List, from the lines below, each one with "murid" in it.
— begin Material for this exercise —
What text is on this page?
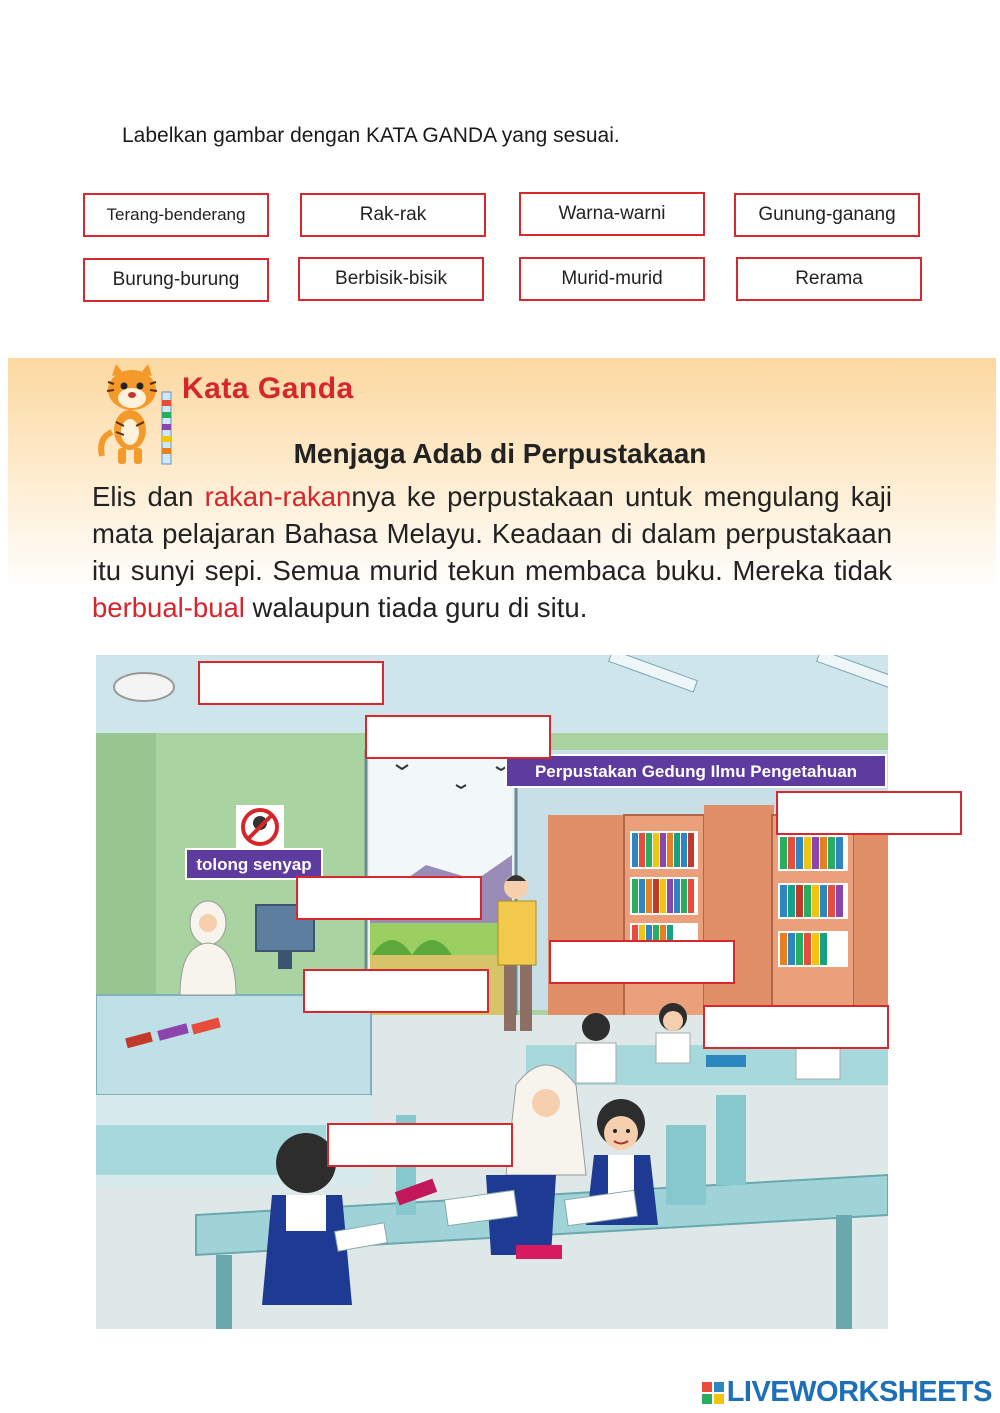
Labelkan gambar dengan KATA GANDA yang sesuai.
Terang-benderang	Rak-rak	Warna-warni	Gunung-ganang
Burung-burung	Berbisik-bisik	Murid-murid	Rerama
Kata Ganda
Menjaga Adab di Perpustakaan
Elis dan rakan-rakannya ke perpustakaan untuk mengulang kaji mata pelajaran Bahasa Melayu. Keadaan di dalam perpustakaan itu sunyi sepi. Semua murid tekun membaca buku. Mereka tidak berbual-bual walaupun tiada guru di situ.
Perpustakan Gedung Ilmu Pengetahuan
tolong senyap
LIVEWORKSHEETS
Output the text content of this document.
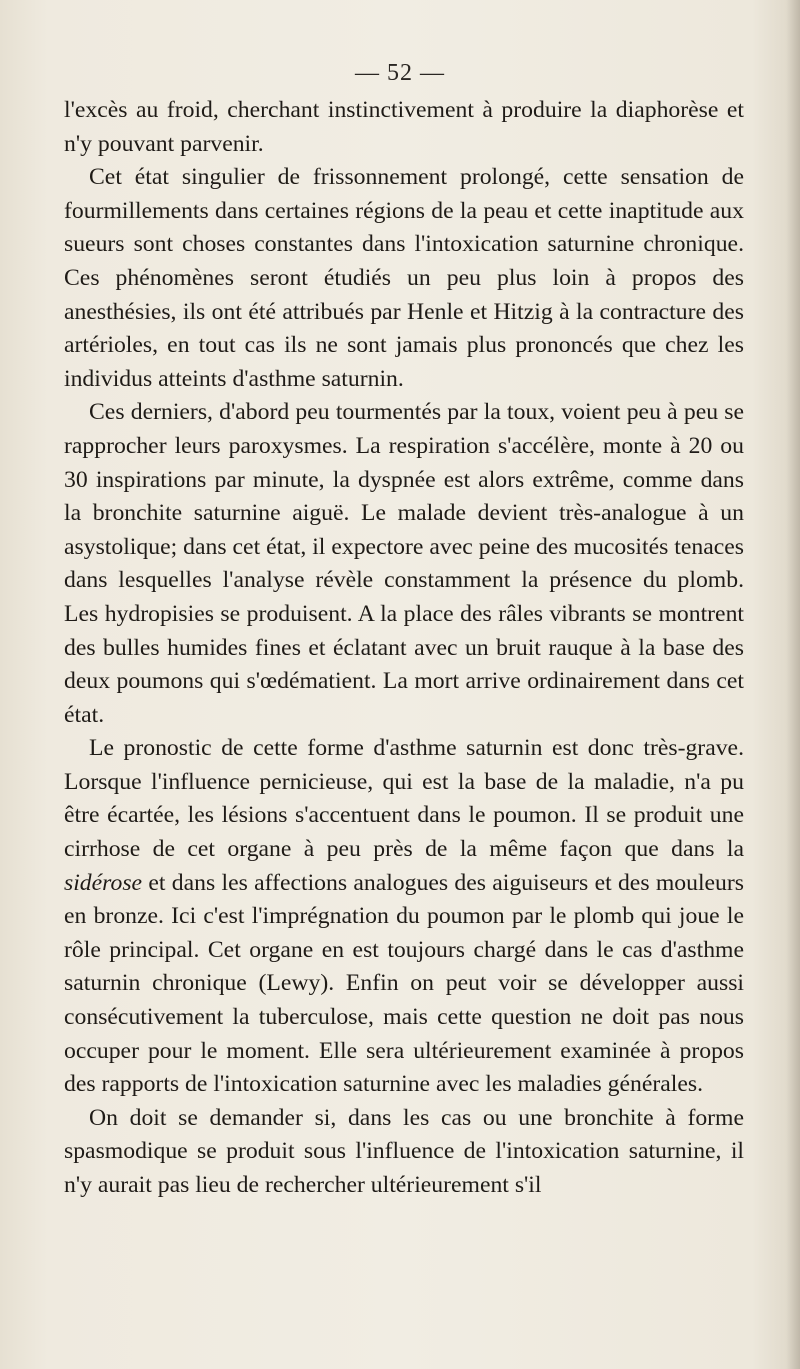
— 52 —

l'excès au froid, cherchant instinctivement à produire la diaphorèse et n'y pouvant parvenir.

Cet état singulier de frissonnement prolongé, cette sensation de fourmillements dans certaines régions de la peau et cette inaptitude aux sueurs sont choses constantes dans l'intoxication saturnine chronique. Ces phénomènes seront étudiés un peu plus loin à propos des anesthésies, ils ont été attribués par Henle et Hitzig à la contracture des artérioles, en tout cas ils ne sont jamais plus prononcés que chez les individus atteints d'asthme saturnin.

Ces derniers, d'abord peu tourmentés par la toux, voient peu à peu se rapprocher leurs paroxysmes. La respiration s'accélère, monte à 20 ou 30 inspirations par minute, la dyspnée est alors extrême, comme dans la bronchite saturnine aiguë. Le malade devient très-analogue à un asystolique; dans cet état, il expectore avec peine des mucosités tenaces dans lesquelles l'analyse révèle constamment la présence du plomb. Les hydropisies se produisent. A la place des râles vibrants se montrent des bulles humides fines et éclatant avec un bruit rauque à la base des deux poumons qui s'œdématient. La mort arrive ordinairement dans cet état.

Le pronostic de cette forme d'asthme saturnin est donc très-grave. Lorsque l'influence pernicieuse, qui est la base de la maladie, n'a pu être écartée, les lésions s'accentuent dans le poumon. Il se produit une cirrhose de cet organe à peu près de la même façon que dans la sidérose et dans les affections analogues des aiguiseurs et des mouleurs en bronze. Ici c'est l'imprégnation du poumon par le plomb qui joue le rôle principal. Cet organe en est toujours chargé dans le cas d'asthme saturnin chronique (Lewy). Enfin on peut voir se développer aussi consécutivement la tuberculose, mais cette question ne doit pas nous occuper pour le moment. Elle sera ultérieurement examinée à propos des rapports de l'intoxication saturnine avec les maladies générales.

On doit se demander si, dans les cas ou une bronchite à forme spasmodique se produit sous l'influence de l'intoxication saturnine, il n'y aurait pas lieu de rechercher ultérieurement s'il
— end Material for this exercise —
» Output
Burung-burung	Berbisik-bisik	Murid-murid	Rerama
Elis dan rakan-rakannya ke perpustakaan untuk mengulang kaji mata pelajaran Bahasa Melayu. Keadaan di dalam perpustakaan itu sunyi sepi. Semua murid tekun membaca buku. Mereka tidak berbual-bual walaupun tiada guru di situ.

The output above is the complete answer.